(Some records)
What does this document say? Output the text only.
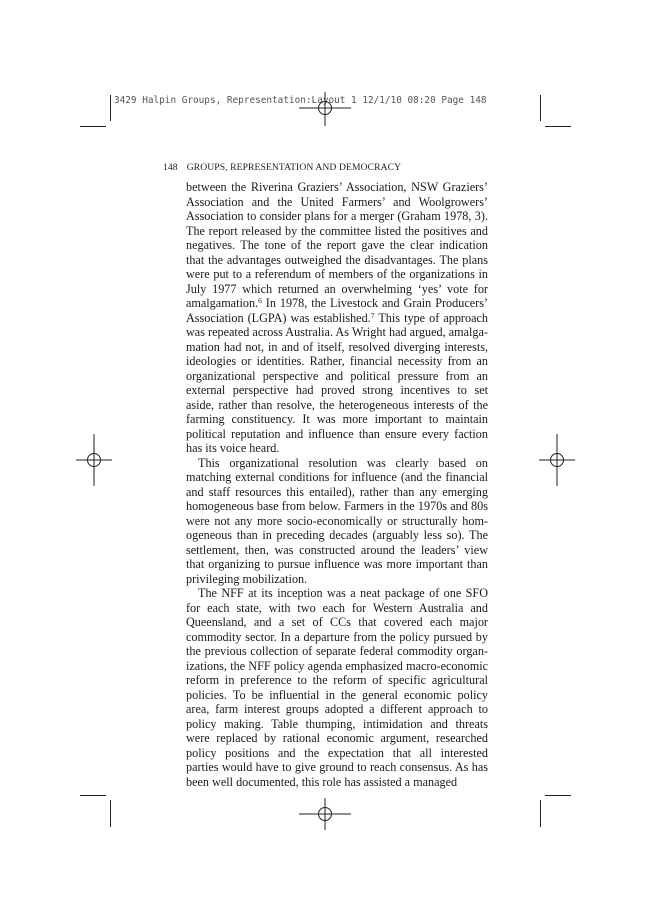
3429 Halpin Groups, Representation:Layout 1 12/1/10 08:20 Page 148
148 GROUPS, REPRESENTATION AND DEMOCRACY

between the Riverina Graziers’ Association, NSW Graziers’
Association and the United Farmers’ and Woolgrowers’
Association to consider plans for a merger (Graham 1978, 3).
The report released by the committee listed the positives and
negatives. The tone of the report gave the clear indication
that the advantages outweighed the disadvantages. The plans
were put to a referendum of members of the organizations in
July 1977 which returned an overwhelming ‘yes’ vote for
amalgamation.$^6$ In 1978, the Livestock and Grain Producers’
Association (LGPA) was established.$^7$ This type of approach
was repeated across Australia. As Wright had argued, amalga-
mation had not, in and of itself, resolved diverging interests,
ideologies or identities. Rather, financial necessity from an
organizational perspective and political pressure from an
external perspective had proved strong incentives to set
aside, rather than resolve, the heterogeneous interests of the
farming constituency. It was more important to maintain
political reputation and influence than ensure every faction
has its voice heard.

This organizational resolution was clearly based on
matching external conditions for influence (and the financial
and staff resources this entailed), rather than any emerging
homogeneous base from below. Farmers in the 1970s and 80s
were not any more socio-economically or structurally hom-
ogeneous than in preceding decades (arguably less so). The
settlement, then, was constructed around the leaders’ view
that organizing to pursue influence was more important than
privileging mobilization.

The NFF at its inception was a neat package of one SFO
for each state, with two each for Western Australia and
Queensland, and a set of CCs that covered each major
commodity sector. In a departure from the policy pursued by
the previous collection of separate federal commodity organ-
izations, the NFF policy agenda emphasized macro-economic
reform in preference to the reform of specific agricultural
policies. To be influential in the general economic policy
area, farm interest groups adopted a different approach to
policy making. Table thumping, intimidation and threats
were replaced by rational economic argument, researched
policy positions and the expectation that all interested
parties would have to give ground to reach consensus. As has
been well documented, this role has assisted a managed
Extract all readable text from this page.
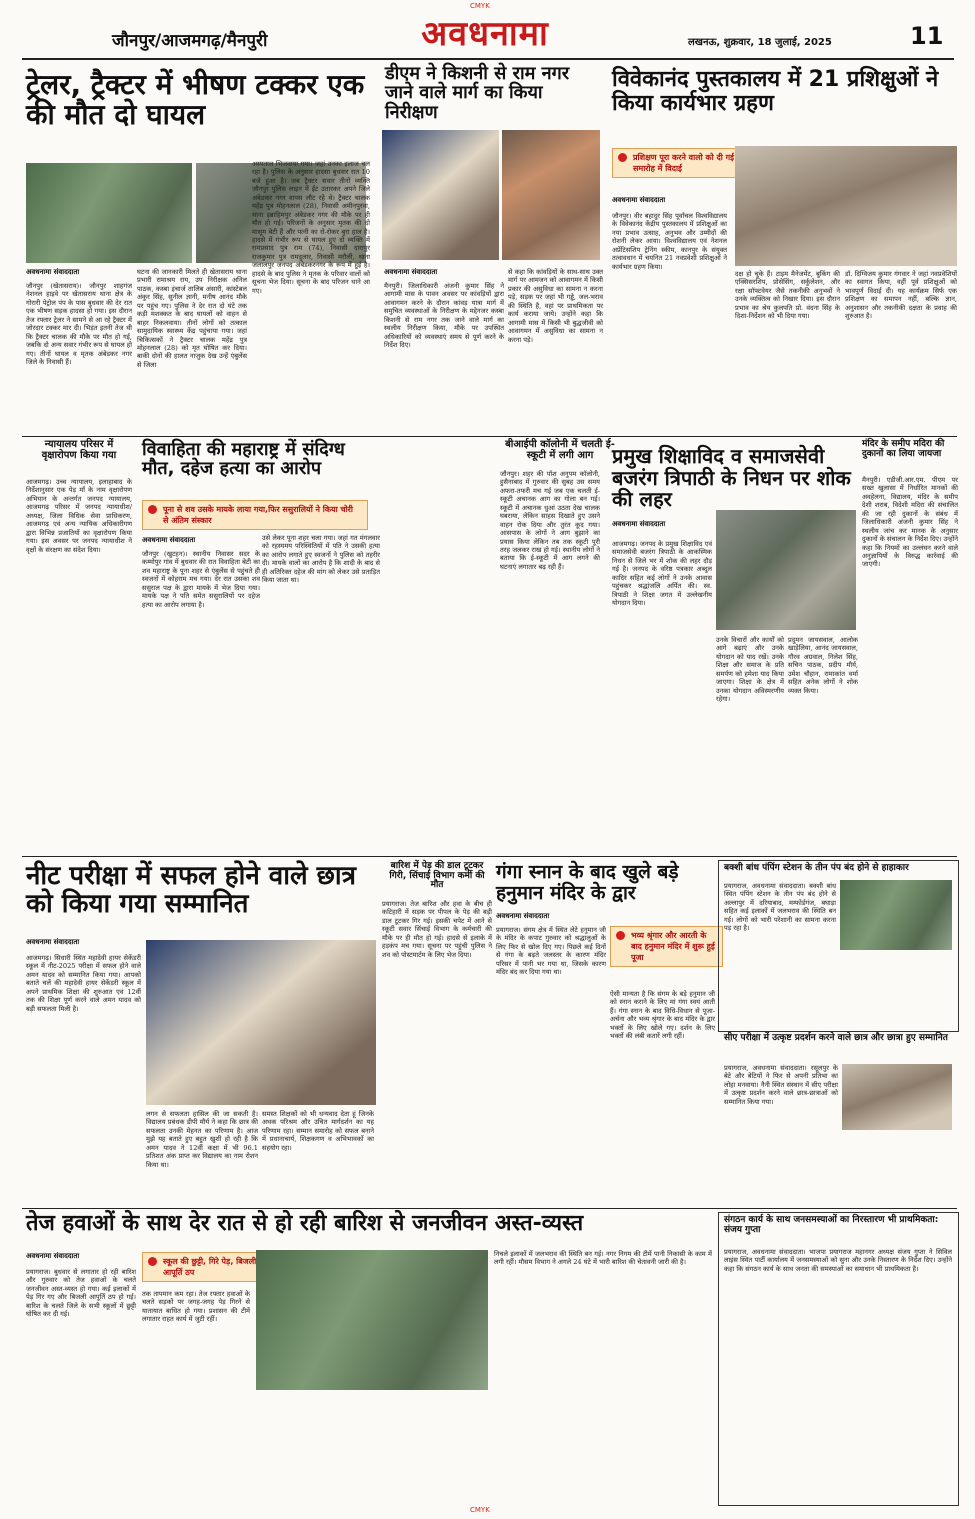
CMYK
जौनपुर/आजमगढ़/मैनपुरी	अवधनामा	लखनऊ, शुक्रवार, 18 जुलाई, 2025	11
ट्रेलर, ट्रैक्टर में भीषण टक्कर एक की मौत दो घायल
अवधनामा संवाददाता
जौनपुर (खेतासराय)। जौनपुर शाहगंज नेशनल हाइवे पर खेतासराय थाना क्षेत्र के गोरारी पेट्रोल पंप के पास बुधवार की देर रात एक भीषण सड़क हादसा हो गया। इस दौरान तेज रफ्तार ट्रेलर ने सामने से आ रहे ट्रैक्टर में जोरदार टक्कर मार दी। भिड़ंत इतनी तेज थी कि ट्रैक्टर चालक की मौके पर मौत हो गई, जबकि दो अन्य सवार गंभीर रूप से घायल हो गए। तीनों घायल व मृतक अंबेडकर नगर जिले के निवासी हैं।
घटना की जानकारी मिलते ही खेतासराय थाना प्रभारी रामाश्रय राय, उप निरीक्षक अनिल पाठक, कस्बा इंचार्ज तालिब अंसारी, कांस्टेबल अंकुर सिंह, सुनील ज्ञानी, मनीष आनंद मौके पर पहुंच गए। पुलिस ने देर रात दो घंटे तक कड़ी मशक्कत के बाद घायलों को वाहन से बाहर निकलवाया। तीनों लोगों को तत्काल सामुदायिक स्वास्थ्य केंद्र पहुंचाया गया। जहां चिकित्सकों ने ट्रैक्टर चालक महेंद्र पुत्र मोहनलाल (28) को मृत घोषित कर दिया। बाकी दोनों की हालत नाजुक देख उन्हें एंबुलेंस से जिला
अस्पताल भिजवाया गया। जहां उनका इलाज चल रहा है। पुलिस के अनुसार हादसा बुधवार रात 10 बजे हुआ है। जब ट्रैक्टर सवार तीनों व्यक्ति जौनपुर पुलिस लाइन में ईंट उतारकर अपने जिले अंबेडकर नगर वापस लौट रहे थे। ट्रैक्टर चालक महेंद्र पुत्र मोहनलाल (28), निवासी अमीनपुरवा, थाना इब्राहिमपुर अंबेडकर नगर की मौके पर ही मौत हो गई। परिजनों के अनुसार मृतक की दो मासूम बेटी हैं और पत्नी का रो-रोकर बुरा हाल है। हादसे में गंभीर रूप से घायल हुए दो व्यक्ति में रामप्रसाद पुत्र राम (74), निवासी दारापुर राजकुमार पुत्र रामदुलार, निवासी मरौली, थाना जलालपुर जनपद अंबेडकरनगर के रूप में हुई है। हादसे के बाद पुलिस ने मृतक के परिवार वालों को सूचना भेज दिया। सूचना के बाद परिजन थाने आ गए।
डीएम ने किशनी से राम नगर जाने वाले मार्ग का किया निरीक्षण
अवधनामा संवाददाता
मैनपुरी। जिलाधिकारी अंजनी कुमार सिंह ने आगामी मास के पावन अवसर पर कांवड़ियों द्वारा आवागमन करने के दौरान कांवड़ यात्रा मार्ग में समुचित व्यवस्थाओं के निरीक्षण के मद्देनजर कस्बा किशनी से राम नगर तक जाने वाले मार्ग का स्थलीय निरीक्षण किया, मौके पर उपस्थित अधिकारियों को व्यवस्थाएं समय से पूर्ण करने के निर्देश दिए।
से कहा कि कांवड़ियों के साथ-साथ उक्त मार्ग पर आमजन को आवागमन में किसी प्रकार की असुविधा का सामना न करना पड़े, सड़क पर जहां भी गड्ढे, जल-भराव की स्थिति है, वहां पर प्राथमिकता पर कार्य कराया जाये। उन्होंने कहा कि आगामी मास में किसी भी बुद्धजीवी को आवागमन में असुविधा का सामना न करना पड़े।
विवेकानंद पुस्तकालय में 21 प्रशिक्षुओं ने किया कार्यभार ग्रहण
प्रशिक्षण पूरा करने वालो को दी गई समारोह में विदाई
अवधनामा संवाददाता
जौनपुर। वीर बहादुर सिंह पूर्वांचल विश्वविद्यालय के विवेकानंद केंद्रीय पुस्तकालय में प्रशिक्षुओं का नया प्रभाव उत्साह, अनुभव और उम्मीदों की रोशनी लेकर आया। विश्वविद्यालय एवं नेशनल अप्रेंटिसशिप ट्रेनिंग स्कीम, कानपुर के संयुक्त तत्वावधान में चयनित 21 नवप्रवेशी प्रशिक्षुओं ने कार्यभार ग्रहण किया।
दक्ष हो चुके हैं। टाइम मैनेजमेंट, बुकिंग की एक्सिसरशिप, प्रोसेसिंग, सर्कुलेशन, और रक्षा सॉफ्टवेयर जैसे तकनीकी अनुभवों ने उनके व्यक्तित्व को निखार दिया। इस दौरान प्रभाव का श्रेय कुलपति प्रो. वंदना सिंह के दिशा-निर्देशन को भी दिया गया।
डॉ. दिग्विजय कुमार गंगवार ने जहां नवप्रवेशियों का स्वागत किया, वहीं पूर्व प्रशिक्षुओं को भावपूर्ण विदाई दी। यह कार्यक्रम सिर्फ एक प्रशिक्षण का समापन नहीं, बल्कि ज्ञान, अनुशासन और तकनीकी दक्षता के प्रवाह की शुरुआत है।
न्यायालय परिसर में वृक्षारोपण किया गया
आजमगढ़। उच्च न्यायालय, इलाहाबाद के निर्देशानुसार एक पेड़ माँ के नाम वृक्षारोपण अभियान के अन्तर्गत जनपद न्यायालय, आजमगढ़ परिसर में जनपद न्यायाधीश/अध्यक्ष, जिला विधिक सेवा प्राधिकरण, आजमगढ़ एवं अन्य न्यायिक अधिकारीगण द्वारा विभिन्न प्रजातियों का वृक्षारोपण किया गया। इस अवसर पर जनपद न्यायाधीश ने वृक्षों के संरक्षण का संदेश दिया।
विवाहिता की महाराष्ट्र में संदिग्ध मौत, दहेज हत्या का आरोप
पूना से शव उसके मायके लाया गया,फिर ससुरालियों ने किया चोरी से अंतिम संस्कार
अवधनामा संवाददाता
जौनपुर (खुटहन)। स्थानीय निवासर सदर के कम्मोपुर गांव में बुधवार की रात विवाहिता बेटी का शव महाराष्ट्र के पूना शहर से एंबुलेंस से पहुंचते ही स्वजनों में कोहराम मच गया। देर रात उसका शव ससुराल पक्ष के द्वारा मायके में भेज दिया गया। मायके पक्ष ने पति समेत ससुरालियों पर दहेज हत्या का आरोप लगाया है।
उसे लेकर पूना शहर चला गया। जहां गत मंगलवार को रहस्यमय परिस्थितियों में पति ने उसकी हत्या का आरोप लगाते हुए स्वजनों ने पुलिस को तहरीर दी। मायके वालों का आरोप है कि शादी के बाद से ही अतिरिक्त दहेज की मांग को लेकर उसे प्रताड़ित किया जाता था।
बीआईपी कॉलोनी में चलती ई-स्कूटी में लगी आग
जौनपुर। शहर की पॉश अनुपम कॉलोनी, हुसैनाबाद में गुरुवार की सुबह उस समय अफरा-तफरी मच गई जब एक चलती ई-स्कूटी अचानक आग का गोला बन गई। स्कूटी में अचानक धुआं उठता देख चालक घबराया, लेकिन साहस दिखाते हुए उसने वाहन रोक दिया और तुरंत कूद गया। आसपास के लोगों ने आग बुझाने का प्रयास किया लेकिन तब तक स्कूटी पूरी तरह जलकर राख हो गई। स्थानीय लोगों ने बताया कि ई-स्कूटी में आग लगने की घटनाएं लगातार बढ़ रही हैं।
प्रमुख शिक्षाविद व समाजसेवी बजरंग त्रिपाठी के निधन पर शोक की लहर
अवधनामा संवाददाता
आजमगढ़। जनपद के प्रमुख शिक्षाविद एवं समाजसेवी बजरंग त्रिपाठी के आकस्मिक निधन से जिले भर में शोक की लहर दौड़ गई है। जनपद के वरिष्ठ पत्रकार अब्दुल कादिर सहित कई लोगों ने उनके आवास पहुंचकर श्रद्धांजलि अर्पित की। स्व. त्रिपाठी ने शिक्षा जगत में उल्लेखनीय योगदान दिया।
उनके विचारों और कार्यों को आगे बढ़ाएं और उनके योगदान को याद रखें। उनके शिक्षा और समाज के प्रति समर्पण को हमेशा याद किया जाएगा। शिक्षा के क्षेत्र में उनका योगदान अविस्मरणीय रहेगा।
प्रदुमन जायसवाल, आलोक खाड़ेलिया, आनंद जायसवाल, गौरव अग्रवाल, निलेश सिंह, सचिन पाठक, प्रदीप मौर्य, उमेश चौहान, रामाकांत वर्मा सहित अनेक लोगों ने शोक व्यक्त किया।
मंदिर के समीप मदिरा की दुकानों का लिया जायजा
मैनपुरी। एडीजी.आर.एम. पीएम पर सख्त खुलासा में निर्धारित मानकों की अवहेलना, विद्यालय, मंदिर के समीप देशी शराब, विदेशी मदिरा की संचालित की जा रही दुकानों के संबंध में जिलाधिकारी अंजनी कुमार सिंह ने स्थलीय जांच कर मानक के अनुसार दुकानों के संचालन के निर्देश दिए। उन्होंने कहा कि नियमों का उल्लंघन करने वाले अनुज्ञापियों के विरुद्ध कार्रवाई की जाएगी।
नीट परीक्षा में सफल होने वाले छात्र को किया गया सम्मानित
अवधनामा संवाददाता
आजमगढ़। सिधारी स्थित महादेवी हायर सेकेंडरी स्कूल में नीट-2025 परीक्षा में सफल होने वाले अमन यादव को सम्मानित किया गया। आपको बताते चलें की महादेवी हायर सेकेंडरी स्कूल में अपने प्राथमिक शिक्षा की शुरुआत एवं 12वीं तक की शिक्षा पूर्ण करने वाले अमन यादव को बड़ी सफलता मिली है।
लगन से सफलता हासिल की जा सकती है। विद्यालय प्रबंधक डीपी मौर्य ने कहा कि छात्र की सफलता उनकी मेहनत का परिणाम है। आज मुझे यह बताते हुए बहुत खुशी हो रही है कि अमन यादव ने 12वीं कक्षा में भी 96.1 प्रतिशत अंक प्राप्त कर विद्यालय का नाम रोशन किया था।
समस्त शिक्षकों को भी धन्यवाद देता हूं जिनके अथक परिश्रम और उचित मार्गदर्शन का यह परिणाम रहा। सम्मान समारोह को सफल बनाने में प्रधानाचार्य, शिक्षकगण व अभिभावकों का सहयोग रहा।
बारिश में पेड़ की डाल टूटकर गिरी, सिंचाई विभाग कर्मी की मौत
प्रयागराज। तेज बारिश और हवा के बीच ही कटिहारी में सड़क पर पीपल के पेड़ की बड़ी डाल टूटकर गिर गई। इसकी चपेट में आने से स्कूटी सवार सिंचाई विभाग के कर्मचारी की मौके पर ही मौत हो गई। हादसे से इलाके में हड़कंप मच गया। सूचना पर पहुंची पुलिस ने शव को पोस्टमार्टम के लिए भेज दिया।
गंगा स्नान के बाद खुले बड़े हनुमान मंदिर के द्वार
अवधनामा संवाददाता
प्रयागराज। संगम क्षेत्र में स्थित लेटे हनुमान जी के मंदिर के कपाट गुरुवार को श्रद्धालुओं के लिए फिर से खोल दिए गए। पिछले कई दिनों से गंगा के बढ़ते जलस्तर के कारण मंदिर परिसर में पानी भर गया था, जिसके कारण मंदिर बंद कर दिया गया था।
भव्य श्रृंगार और आरती के बाद हनुमान मंदिर में शुरू हुई पूजा
ऐसी मान्यता है कि संगम के बड़े हनुमान जी को स्नान कराने के लिए मां गंगा स्वयं आती हैं। गंगा स्नान के बाद विधि-विधान से पूजा-अर्चना और भव्य श्रृंगार के बाद मंदिर के द्वार भक्तों के लिए खोले गए। दर्शन के लिए भक्तों की लंबी कतारें लगी रहीं।
बक्शी बांध पंपिंग स्टेशन के तीन पंप बंद होने से हाहाकार
प्रयागराज, अवधनामा संवाददाता। बक्शी बांध स्थित पंपिंग स्टेशन के तीन पंप बंद होने से अल्लापुर में दरियाबाद, मम्फोर्डगंज, बघाड़ा सहित कई इलाकों में जलभराव की स्थिति बन गई। लोगों को भारी परेशानी का सामना करना पड़ रहा है।
सीए परीक्षा में उत्कृष्ट प्रदर्शन करने वाले छात्र और छात्रा हुए सम्मानित
प्रयागराज, अवधनामा संवाददाता। रसूलपुर के बेटे और बेटियों ने फिर से अपनी प्रतिभा का लोहा मनवाया। नैनी स्थित संस्थान में सीए परीक्षा में उत्कृष्ट प्रदर्शन करने वाले छात्र-छात्राओं को सम्मानित किया गया।
तेज हवाओं के साथ देर रात से हो रही बारिश से जनजीवन अस्त-व्यस्त
अवधनामा संवाददाता
प्रयागराज। बुधवार से लगातार हो रही बारिश और गुरुवार को तेज हवाओं के चलते जनजीवन अस्त-व्यस्त हो गया। कई इलाकों में पेड़ गिर गए और बिजली आपूर्ति ठप हो गई। बारिश के चलते जिले के सभी स्कूलों में छुट्टी घोषित कर दी गई।
स्कूल की छुट्टी, गिरे पेड़, बिजली आपूर्ति ठप
तक तापमान कम रहा। तेज रफ्तार हवाओं के चलते सड़कों पर जगह-जगह पेड़ गिरने से यातायात बाधित हो गया। प्रशासन की टीमें लगातार राहत कार्य में जुटी रहीं।
निचले इलाकों में जलभराव की स्थिति बन गई। नगर निगम की टीमें पानी निकासी के काम में लगी रहीं। मौसम विभाग ने अगले 24 घंटे में भारी बारिश की चेतावनी जारी की है।
संगठन कार्य के साथ जनसमस्याओं का निरस्तारण भी प्राथमिकता: संजय गुप्ता
प्रयागराज, अवधनामा संवाददाता। भाजपा प्रयागराज महानगर अध्यक्ष संजय गुप्ता ने सिविल लाइंस स्थित पार्टी कार्यालय में जनसमस्याओं को सुना और उनके निस्तारण के निर्देश दिए। उन्होंने कहा कि संगठन कार्य के साथ जनता की समस्याओं का समाधान भी प्राथमिकता है।
CMYK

THE EXERCISE: Check each line of the entries for the string "from". Copy the lines that have it.

THE ANSWER:
ideologies or identities. Rather, financial necessity from an
organizational perspective and political pressure from an
homogeneous base from below. Farmers in the 1970s and 80s
commodity sector. In a departure from the policy pursued by
Extract all readable text from this page.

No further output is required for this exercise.